::: DATA SECTION
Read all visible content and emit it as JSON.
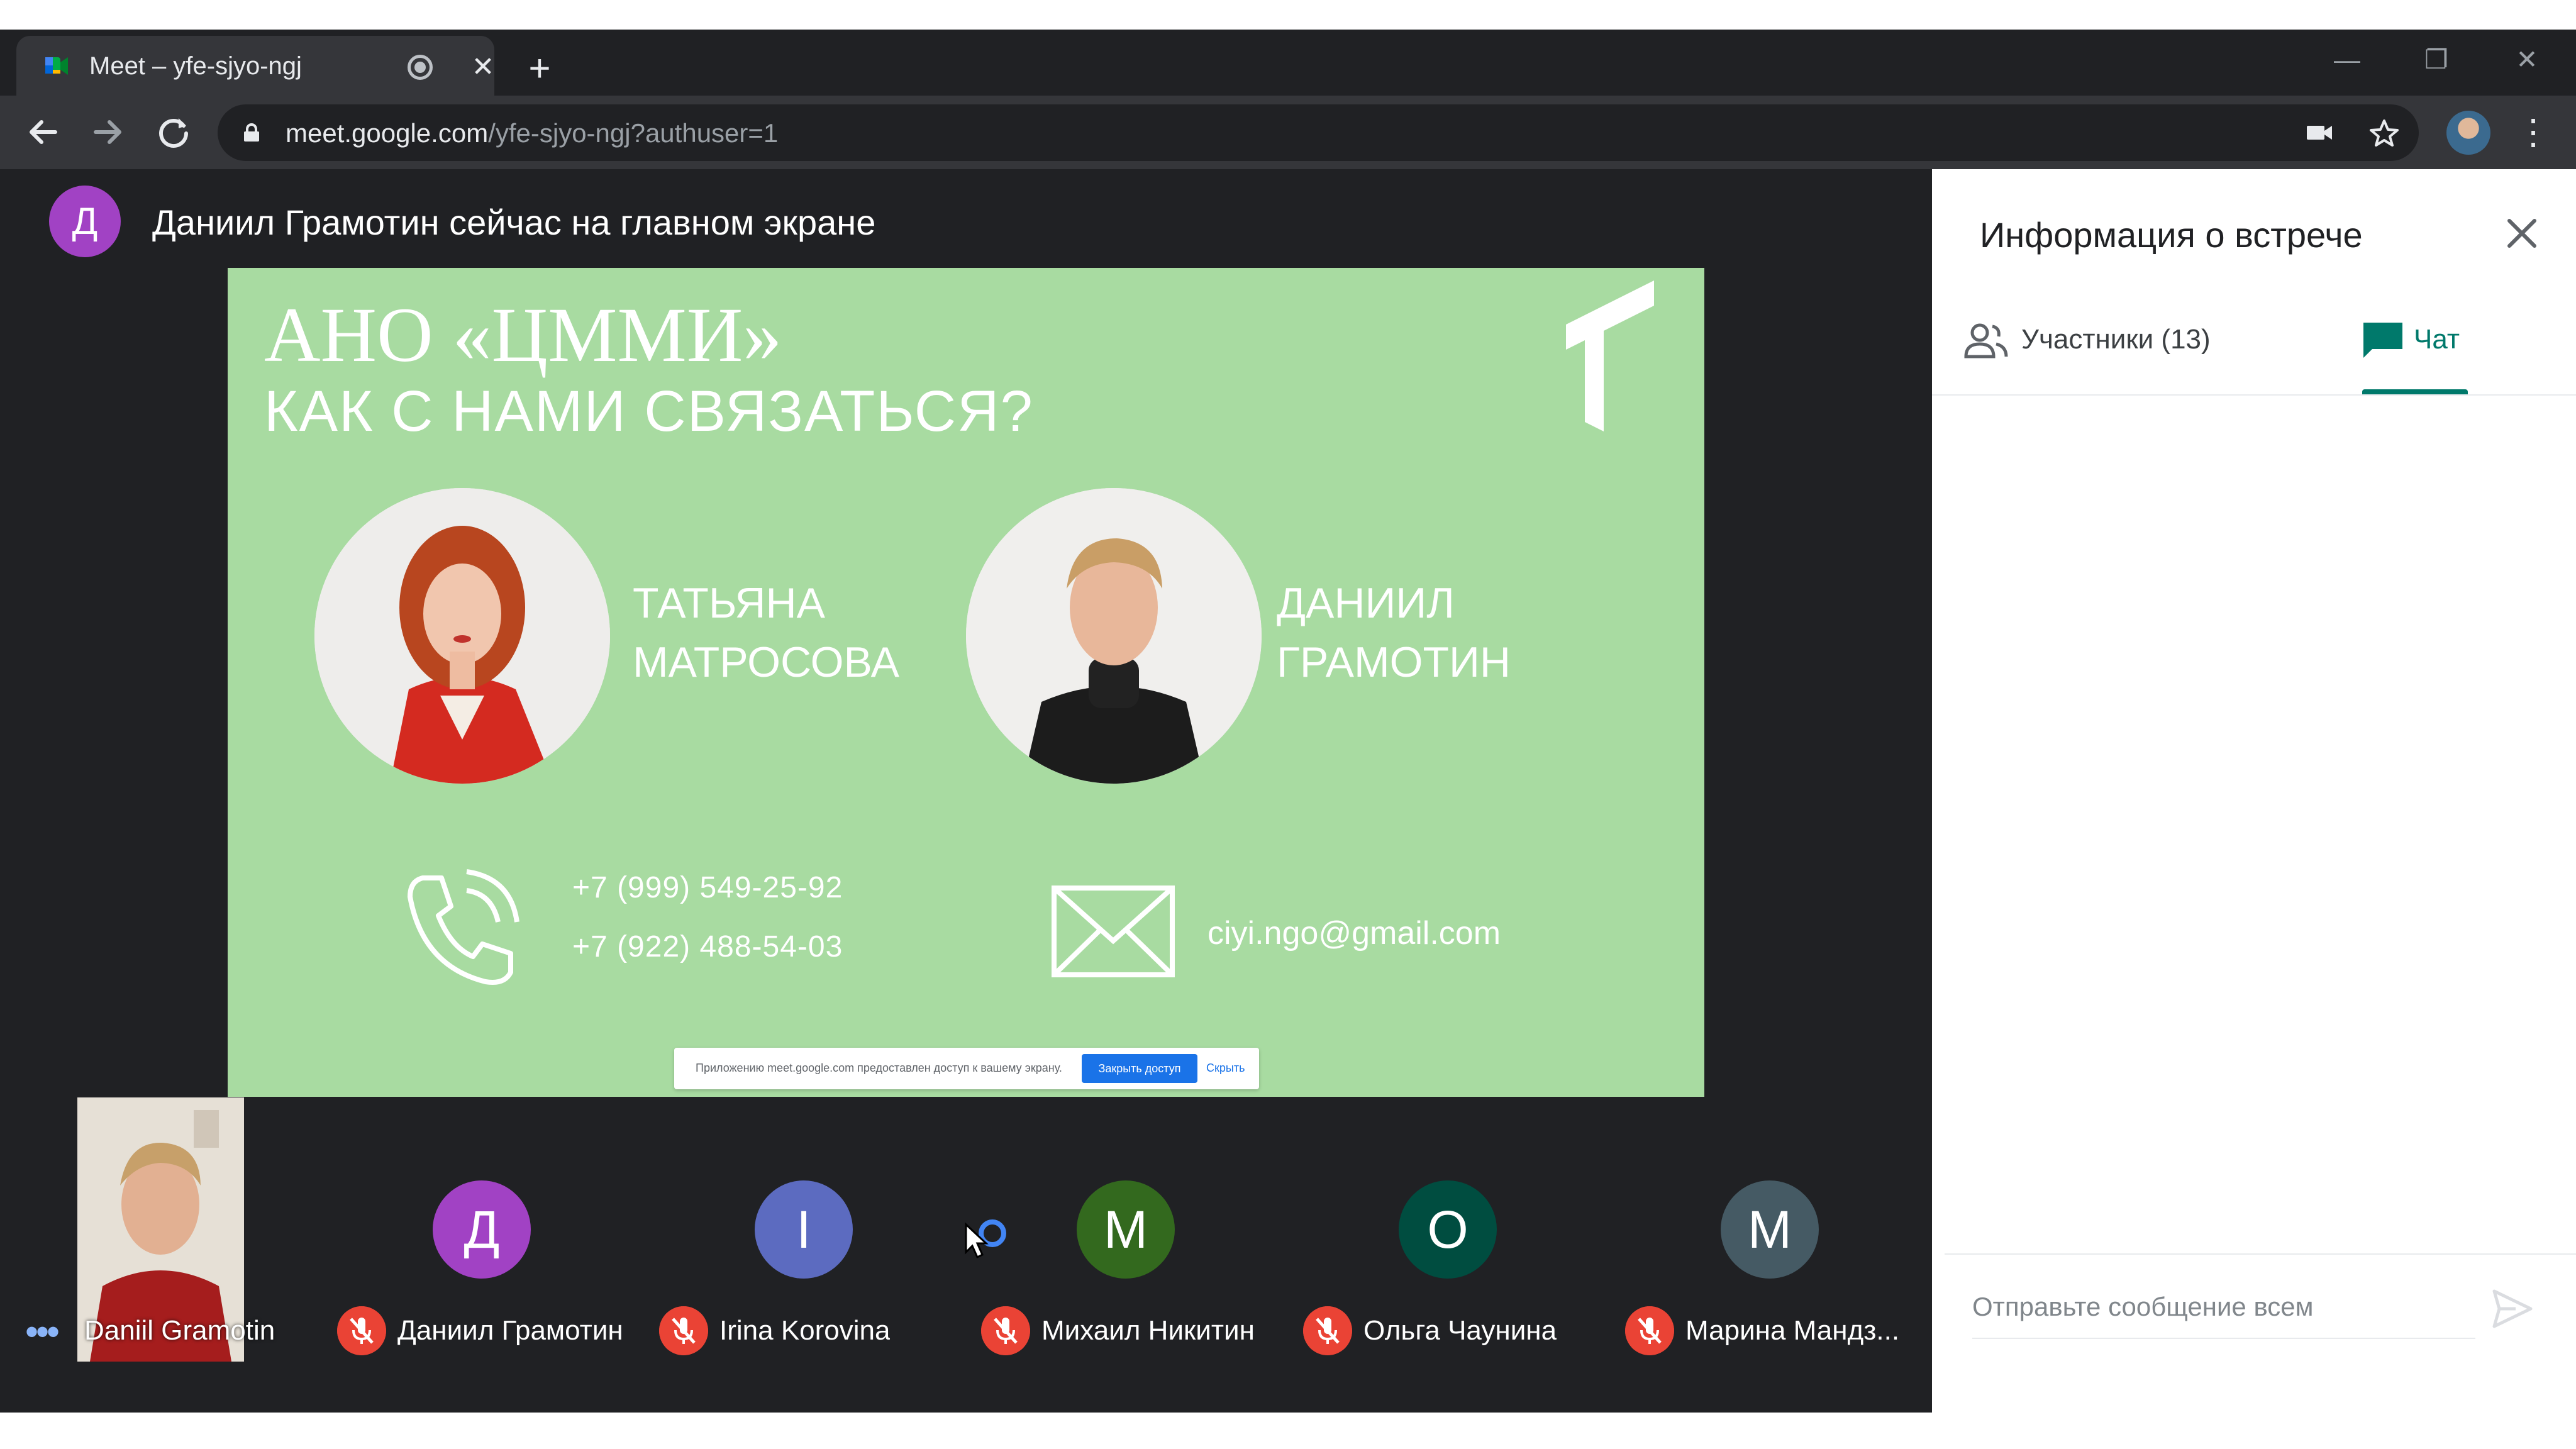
{
  "browser": {
    "tab_title": "Meet – yfe-sjyo-ngj",
    "tab_close": "✕",
    "new_tab": "+",
    "url_host": "meet.google.com",
    "url_path": "/yfe-sjyo-ngj?authuser=1",
    "window_buttons": [
      "—",
      "❐",
      "✕"
    ],
    "menu": "⋮"
  },
  "meet": {
    "presenter_initial": "Д",
    "presenter_text": "Даниил Грамотин сейчас на главном экране",
    "colors": {
      "purple": "#a142c4",
      "indigo": "#5c6bc0",
      "green": "#33691e",
      "teal": "#004d40",
      "slate": "#455a64",
      "mute_red": "#ea4335"
    }
  },
  "slide": {
    "title_line1": "АНО «ЦММИ»",
    "title_line2": "КАК С НАМИ СВЯЗАТЬСЯ?",
    "person1_first": "ТАТЬЯНА",
    "person1_last": "МАТРОСОВА",
    "person2_first": "ДАНИИЛ",
    "person2_last": "ГРАМОТИН",
    "phone1": "+7 (999) 549-25-92",
    "phone2": "+7 (922) 488-54-03",
    "email": "ciyi.ngo@gmail.com",
    "share_notice": "Приложению meet.google.com предоставлен доступ к вашему экрану.",
    "share_stop": "Закрыть доступ",
    "share_hide": "Скрыть"
  },
  "participants": {
    "self_name": "Daniil Gramotin",
    "tiles": [
      {
        "initial": "Д",
        "name": "Даниил Грамотин",
        "color": "#a142c4"
      },
      {
        "initial": "I",
        "name": "Irina Korovina",
        "color": "#5c6bc0"
      },
      {
        "initial": "М",
        "name": "Михаил Никитин",
        "color": "#33691e"
      },
      {
        "initial": "О",
        "name": "Ольга Чаунина",
        "color": "#004d40"
      },
      {
        "initial": "М",
        "name": "Марина Мандз...",
        "color": "#455a64"
      }
    ]
  },
  "panel": {
    "title": "Информация о встрече",
    "tab_people": "Участники (13)",
    "tab_chat": "Чат",
    "chat_placeholder": "Отправьте сообщение всем",
    "accent_color": "#00796b"
  }
}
::::::
The records above must be printed exactly; the pictures stay out.

Read all visible content and emit it as JSON.
{
  "browser": {
    "tab_title": "Meet – yfe-sjyo-ngj",
    "tab_close": "✕",
    "new_tab": "+",
    "url_host": "meet.google.com",
    "url_path": "/yfe-sjyo-ngj?authuser=1",
    "window_buttons": [
      "—",
      "❐",
      "✕"
    ],
    "menu": "⋮"
  },
  "meet": {
    "presenter_initial": "Д",
    "presenter_text": "Даниил Грамотин сейчас на главном экране",
    "colors": {
      "purple": "#a142c4",
      "indigo": "#5c6bc0",
      "green": "#33691e",
      "teal": "#004d40",
      "slate": "#455a64",
      "mute_red": "#ea4335"
    }
  },
  "slide": {
    "title_line1": "АНО «ЦММИ»",
    "title_line2": "КАК С НАМИ СВЯЗАТЬСЯ?",
    "person1_first": "ТАТЬЯНА",
    "person1_last": "МАТРОСОВА",
    "person2_first": "ДАНИИЛ",
    "person2_last": "ГРАМОТИН",
    "phone1": "+7 (999) 549-25-92",
    "phone2": "+7 (922) 488-54-03",
    "email": "ciyi.ngo@gmail.com",
    "share_notice": "Приложению meet.google.com предоставлен доступ к вашему экрану.",
    "share_stop": "Закрыть доступ",
    "share_hide": "Скрыть"
  },
  "participants": {
    "self_name": "Daniil Gramotin",
    "tiles": [
      {
        "initial": "Д",
        "name": "Даниил Грамотин",
        "color": "#a142c4"
      },
      {
        "initial": "I",
        "name": "Irina Korovina",
        "color": "#5c6bc0"
      },
      {
        "initial": "М",
        "name": "Михаил Никитин",
        "color": "#33691e"
      },
      {
        "initial": "О",
        "name": "Ольга Чаунина",
        "color": "#004d40"
      },
      {
        "initial": "М",
        "name": "Марина Мандз...",
        "color": "#455a64"
      }
    ]
  },
  "panel": {
    "title": "Информация о встрече",
    "tab_people": "Участники (13)",
    "tab_chat": "Чат",
    "chat_placeholder": "Отправьте сообщение всем",
    "accent_color": "#00796b"
  }
}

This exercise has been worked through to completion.